### Exercise aim
Find each line with the string "screenshot" and report it.

### Extracted records
=-=-=-=-=

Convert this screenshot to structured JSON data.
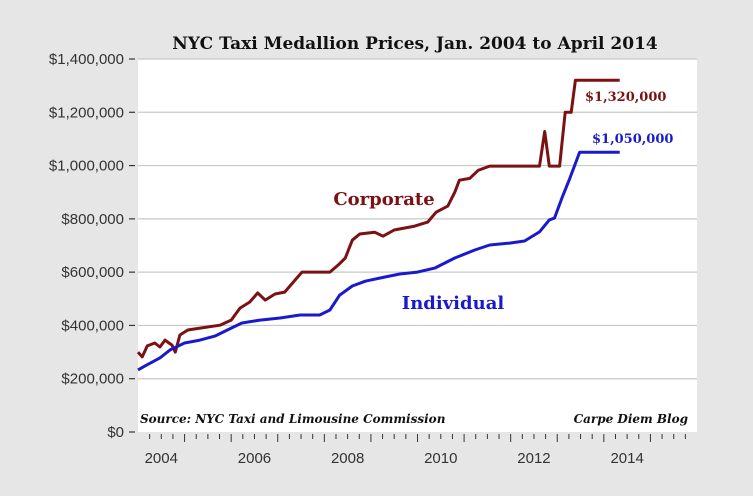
{
  "chart_data": {
    "type": "line",
    "title": "NYC Taxi Medallion Prices, Jan. 2004 to April 2014",
    "xlabel": "",
    "ylabel": "",
    "xlim": [
      2004,
      2016
    ],
    "ylim": [
      0,
      1400000
    ],
    "grid": true,
    "y_ticks": [
      {
        "value": 0,
        "label": "$0"
      },
      {
        "value": 200000,
        "label": "$200,000"
      },
      {
        "value": 400000,
        "label": "$400,000"
      },
      {
        "value": 600000,
        "label": "$600,000"
      },
      {
        "value": 800000,
        "label": "$800,000"
      },
      {
        "value": 1000000,
        "label": "$1,000,000"
      },
      {
        "value": 1200000,
        "label": "$1,200,000"
      },
      {
        "value": 1400000,
        "label": "$1,400,000"
      }
    ],
    "x_ticks": [
      {
        "value": 2004,
        "label": "2004"
      },
      {
        "value": 2006,
        "label": "2006"
      },
      {
        "value": 2008,
        "label": "2008"
      },
      {
        "value": 2010,
        "label": "2010"
      },
      {
        "value": 2012,
        "label": "2012"
      },
      {
        "value": 2014,
        "label": "2014"
      }
    ],
    "series": [
      {
        "name": "Corporate",
        "color": "#7b1113",
        "end_label": "$1,320,000",
        "x": [
          2004.0,
          2004.09,
          2004.2,
          2004.36,
          2004.47,
          2004.58,
          2004.73,
          2004.8,
          2004.9,
          2005.07,
          2005.33,
          2005.76,
          2006.0,
          2006.19,
          2006.4,
          2006.57,
          2006.73,
          2006.94,
          2007.15,
          2007.37,
          2007.52,
          2008.12,
          2008.3,
          2008.45,
          2008.6,
          2008.76,
          2009.08,
          2009.26,
          2009.5,
          2009.94,
          2010.22,
          2010.4,
          2010.65,
          2010.8,
          2010.9,
          2011.12,
          2011.3,
          2011.55,
          2012.62,
          2012.73,
          2012.83,
          2013.05,
          2013.17,
          2013.3,
          2013.39,
          2014.34
        ],
        "values": [
          300000,
          282000,
          323000,
          334000,
          319000,
          345000,
          326000,
          300000,
          364000,
          383000,
          390000,
          401000,
          420000,
          465000,
          488000,
          522000,
          495000,
          518000,
          525000,
          570000,
          600000,
          600000,
          627000,
          653000,
          720000,
          743000,
          750000,
          735000,
          758000,
          773000,
          788000,
          825000,
          848000,
          900000,
          945000,
          952000,
          982000,
          998000,
          998000,
          1128000,
          998000,
          998000,
          1200000,
          1200000,
          1320000,
          1320000
        ]
      },
      {
        "name": "Individual",
        "color": "#1a1acc",
        "end_label": "$1,050,000",
        "x": [
          2004.0,
          2004.15,
          2004.47,
          2004.69,
          2005.0,
          2005.33,
          2005.65,
          2006.0,
          2006.23,
          2006.62,
          2007.05,
          2007.48,
          2007.9,
          2008.12,
          2008.33,
          2008.6,
          2008.88,
          2009.2,
          2009.62,
          2010.0,
          2010.37,
          2010.8,
          2011.23,
          2011.55,
          2011.98,
          2012.3,
          2012.62,
          2012.83,
          2012.94,
          2013.1,
          2013.27,
          2013.48,
          2014.34
        ],
        "values": [
          233000,
          248000,
          278000,
          308000,
          334000,
          345000,
          360000,
          390000,
          409000,
          420000,
          428000,
          439000,
          439000,
          458000,
          514000,
          548000,
          566000,
          578000,
          593000,
          600000,
          615000,
          653000,
          683000,
          702000,
          709000,
          717000,
          751000,
          796000,
          803000,
          878000,
          952000,
          1050000,
          1050000
        ]
      }
    ],
    "annotations": {
      "source": "Source: NYC Taxi and Limousine Commission",
      "credit": "Carpe Diem Blog"
    }
  }
}
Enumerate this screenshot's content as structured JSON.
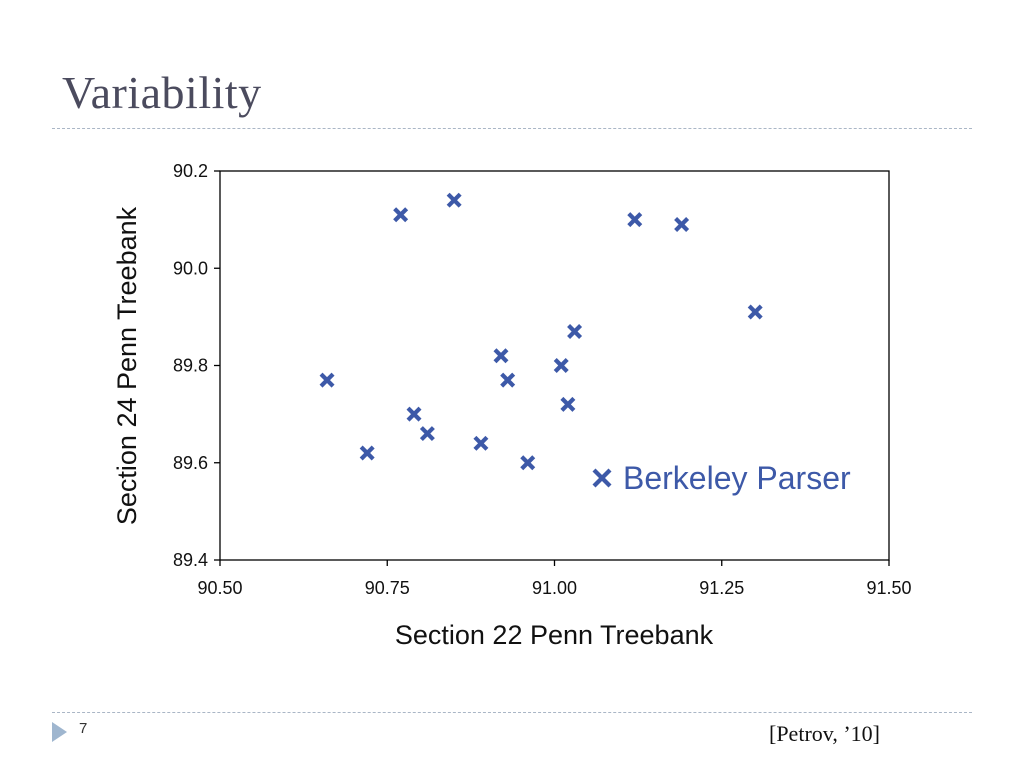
{
  "slide": {
    "title": "Variability",
    "page_number": "7",
    "citation": "[Petrov, ’10]"
  },
  "colors": {
    "marker": "#3d59a8",
    "title": "#4b4b5e",
    "rule": "#aab6c6",
    "nav_arrow": "#9fb6cf"
  },
  "icons": {
    "nav_arrow": "triangle-right-icon",
    "marker": "x-cross-icon"
  },
  "chart_data": {
    "type": "scatter",
    "title": "",
    "xlabel": "Section 22 Penn Treebank",
    "ylabel": "Section 24 Penn Treebank",
    "xlim": [
      90.5,
      91.5
    ],
    "ylim": [
      89.4,
      90.2
    ],
    "x_ticks": [
      "90.50",
      "90.75",
      "91.00",
      "91.25",
      "91.50"
    ],
    "y_ticks": [
      "89.4",
      "89.6",
      "89.8",
      "90.0",
      "90.2"
    ],
    "grid": false,
    "legend_position": "bottom-right",
    "series": [
      {
        "name": "Berkeley Parser",
        "marker": "x",
        "points": [
          {
            "x": 90.66,
            "y": 89.77
          },
          {
            "x": 90.72,
            "y": 89.62
          },
          {
            "x": 90.77,
            "y": 90.11
          },
          {
            "x": 90.79,
            "y": 89.7
          },
          {
            "x": 90.81,
            "y": 89.66
          },
          {
            "x": 90.85,
            "y": 90.14
          },
          {
            "x": 90.89,
            "y": 89.64
          },
          {
            "x": 90.92,
            "y": 89.82
          },
          {
            "x": 90.93,
            "y": 89.77
          },
          {
            "x": 90.96,
            "y": 89.6
          },
          {
            "x": 91.01,
            "y": 89.8
          },
          {
            "x": 91.02,
            "y": 89.72
          },
          {
            "x": 91.03,
            "y": 89.87
          },
          {
            "x": 91.12,
            "y": 90.1
          },
          {
            "x": 91.19,
            "y": 90.09
          },
          {
            "x": 91.3,
            "y": 89.91
          }
        ]
      }
    ]
  }
}
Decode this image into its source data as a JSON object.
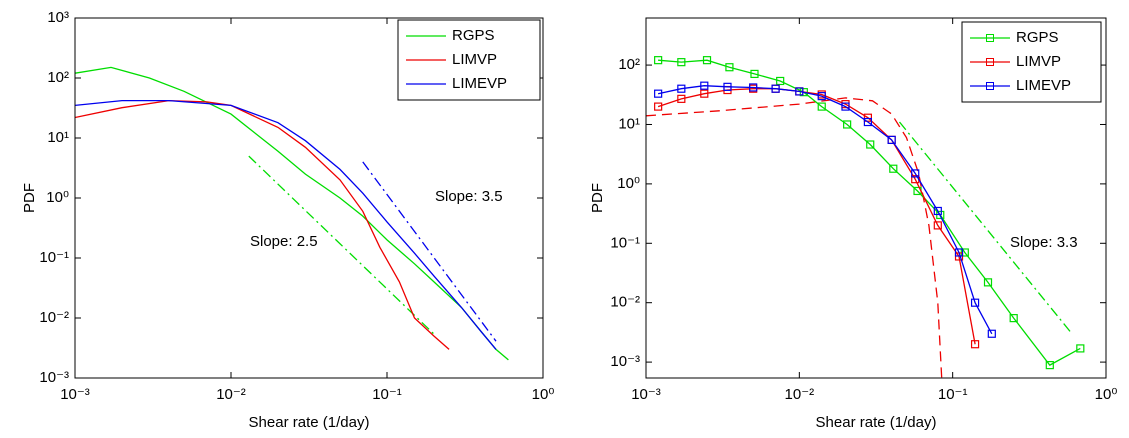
{
  "chart_data": [
    {
      "type": "line",
      "xlabel": "Shear rate (1/day)",
      "ylabel": "PDF",
      "xlog": true,
      "ylog": true,
      "xlim": [
        0.001,
        1
      ],
      "ylim": [
        0.001,
        1000
      ],
      "xticks": [
        {
          "value": 0.001,
          "label": "10⁻³"
        },
        {
          "value": 0.01,
          "label": "10⁻²"
        },
        {
          "value": 0.1,
          "label": "10⁻¹"
        },
        {
          "value": 1,
          "label": "10⁰"
        }
      ],
      "yticks": [
        {
          "value": 0.001,
          "label": "10⁻³"
        },
        {
          "value": 0.01,
          "label": "10⁻²"
        },
        {
          "value": 0.1,
          "label": "10⁻¹"
        },
        {
          "value": 1,
          "label": "10⁰"
        },
        {
          "value": 10,
          "label": "10¹"
        },
        {
          "value": 100,
          "label": "10²"
        },
        {
          "value": 1000,
          "label": "10³"
        }
      ],
      "legend": "upper right",
      "marker": "none",
      "series": [
        {
          "name": "RGPS",
          "color": "#00dd00",
          "x": [
            0.001,
            0.0017,
            0.003,
            0.005,
            0.01,
            0.02,
            0.03,
            0.05,
            0.07,
            0.1,
            0.15,
            0.2,
            0.3,
            0.4,
            0.5,
            0.6
          ],
          "values": [
            120,
            150,
            100,
            60,
            25,
            6,
            2.5,
            1,
            0.5,
            0.2,
            0.08,
            0.04,
            0.015,
            0.006,
            0.003,
            0.002
          ]
        },
        {
          "name": "LIMVP",
          "color": "#ee0000",
          "x": [
            0.001,
            0.002,
            0.004,
            0.007,
            0.01,
            0.02,
            0.03,
            0.05,
            0.07,
            0.09,
            0.12,
            0.15,
            0.2,
            0.25
          ],
          "values": [
            22,
            32,
            42,
            40,
            35,
            15,
            7,
            2,
            0.6,
            0.15,
            0.04,
            0.01,
            0.005,
            0.003
          ]
        },
        {
          "name": "LIMEVP",
          "color": "#0000ee",
          "x": [
            0.001,
            0.002,
            0.004,
            0.01,
            0.02,
            0.03,
            0.05,
            0.07,
            0.1,
            0.15,
            0.2,
            0.3,
            0.4,
            0.5
          ],
          "values": [
            35,
            42,
            42,
            35,
            18,
            9,
            3,
            1.2,
            0.4,
            0.12,
            0.05,
            0.015,
            0.006,
            0.003
          ]
        }
      ],
      "guides": [
        {
          "color": "#00dd00",
          "style": "dashdot",
          "x": [
            0.013,
            0.2
          ],
          "values": [
            5,
            0.0054
          ],
          "label": "Slope: 2.5"
        },
        {
          "color": "#0000ee",
          "style": "dashdot",
          "x": [
            0.07,
            0.5
          ],
          "values": [
            4,
            0.0041
          ],
          "label": "Slope: 3.5"
        }
      ]
    },
    {
      "type": "line",
      "xlabel": "Shear rate (1/day)",
      "ylabel": "PDF",
      "xlog": true,
      "ylog": true,
      "xlim": [
        0.001,
        1
      ],
      "ylim": [
        0.00054,
        620
      ],
      "xticks": [
        {
          "value": 0.001,
          "label": "10⁻³"
        },
        {
          "value": 0.01,
          "label": "10⁻²"
        },
        {
          "value": 0.1,
          "label": "10⁻¹"
        },
        {
          "value": 1,
          "label": "10⁰"
        }
      ],
      "yticks": [
        {
          "value": 0.001,
          "label": "10⁻³"
        },
        {
          "value": 0.01,
          "label": "10⁻²"
        },
        {
          "value": 0.1,
          "label": "10⁻¹"
        },
        {
          "value": 1,
          "label": "10⁰"
        },
        {
          "value": 10,
          "label": "10¹"
        },
        {
          "value": 100,
          "label": "10²"
        }
      ],
      "legend": "upper right",
      "marker": "square",
      "series": [
        {
          "name": "RGPS",
          "color": "#00dd00",
          "x": [
            0.0012,
            0.0017,
            0.0025,
            0.0035,
            0.0051,
            0.0075,
            0.0107,
            0.014,
            0.0205,
            0.029,
            0.041,
            0.059,
            0.083,
            0.12,
            0.17,
            0.25,
            0.43,
            0.68
          ],
          "values": [
            121,
            112,
            121,
            92,
            71,
            54,
            35,
            20,
            10,
            4.6,
            1.8,
            0.76,
            0.3,
            0.07,
            0.022,
            0.0055,
            0.00089,
            0.0017
          ]
        },
        {
          "name": "LIMVP",
          "color": "#ee0000",
          "x": [
            0.0012,
            0.0017,
            0.0024,
            0.0034,
            0.005,
            0.007,
            0.01,
            0.014,
            0.02,
            0.028,
            0.04,
            0.057,
            0.08,
            0.11,
            0.14
          ],
          "values": [
            20,
            27,
            33,
            38,
            40,
            40,
            36,
            32,
            22,
            13,
            5.5,
            1.2,
            0.2,
            0.06,
            0.002
          ]
        },
        {
          "name": "LIMEVP",
          "color": "#0000ee",
          "x": [
            0.0012,
            0.0017,
            0.0024,
            0.0034,
            0.005,
            0.007,
            0.01,
            0.014,
            0.02,
            0.028,
            0.04,
            0.057,
            0.08,
            0.11,
            0.14,
            0.18
          ],
          "values": [
            33,
            40,
            45,
            43,
            42,
            40,
            36,
            30,
            20,
            11,
            5.5,
            1.5,
            0.35,
            0.07,
            0.01,
            0.003
          ]
        }
      ],
      "guides": [
        {
          "color": "#ee0000",
          "style": "dashed",
          "x": [
            0.001,
            0.003,
            0.01,
            0.02,
            0.03,
            0.04,
            0.05,
            0.06,
            0.07,
            0.08,
            0.085
          ],
          "values": [
            14,
            17,
            22,
            28,
            25,
            15,
            6,
            1.5,
            0.2,
            0.01,
            0.0005
          ]
        },
        {
          "color": "#00dd00",
          "style": "dashdot",
          "x": [
            0.045,
            0.6
          ],
          "values": [
            11,
            0.003
          ],
          "label": "Slope: 3.3"
        }
      ]
    }
  ]
}
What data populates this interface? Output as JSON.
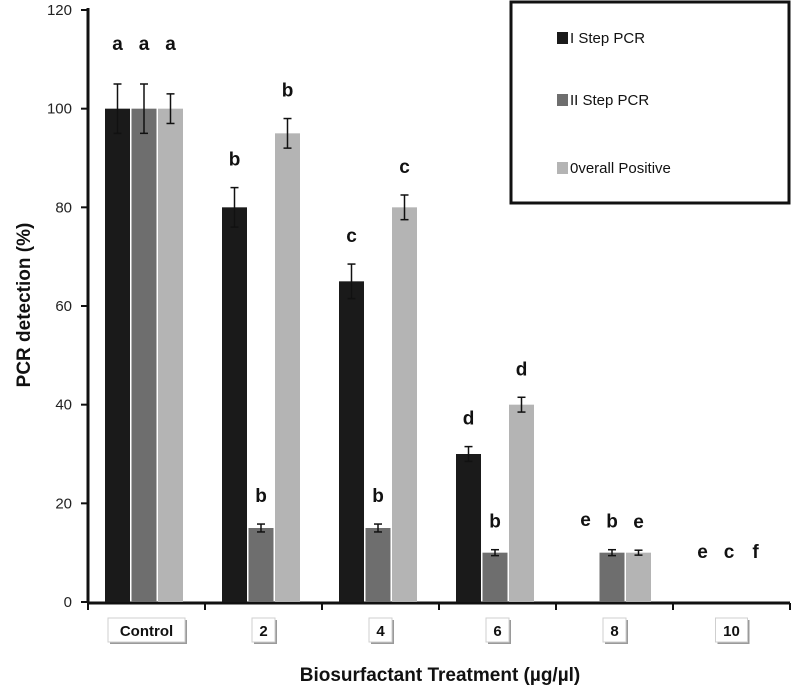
{
  "chart_data": {
    "type": "bar",
    "title": "",
    "xlabel": "Biosurfactant Treatment (µg/µl)",
    "ylabel": "PCR detection (%)",
    "ylim": [
      0,
      120
    ],
    "yticks": [
      "0",
      "20",
      "40",
      "60",
      "80",
      "100",
      "120"
    ],
    "categories": [
      "Control",
      "2",
      "4",
      "6",
      "8",
      "10"
    ],
    "legend_position": "top-right",
    "series": [
      {
        "name": "I Step PCR",
        "color": "#1a1a1a",
        "values": [
          100,
          80,
          65,
          30,
          0,
          0
        ],
        "errors": [
          5,
          4,
          3.5,
          1.5,
          0,
          0
        ],
        "letters": [
          "a",
          "b",
          "c",
          "d",
          "e",
          "e"
        ]
      },
      {
        "name": "II Step PCR",
        "color": "#6e6e6e",
        "values": [
          100,
          15,
          15,
          10,
          10,
          0
        ],
        "errors": [
          5,
          0.8,
          0.8,
          0.6,
          0.6,
          0
        ],
        "letters": [
          "a",
          "b",
          "b",
          "b",
          "b",
          "c"
        ]
      },
      {
        "name": "0verall Positive",
        "color": "#b4b4b4",
        "values": [
          100,
          95,
          80,
          40,
          10,
          0
        ],
        "errors": [
          3,
          3,
          2.5,
          1.5,
          0.5,
          0
        ],
        "letters": [
          "a",
          "b",
          "c",
          "d",
          "e",
          "f"
        ]
      }
    ]
  }
}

=-=-=-=-=

### Full answer
Convert this screenshot to structured JSON data.
Enumerate this screenshot's content as structured JSON.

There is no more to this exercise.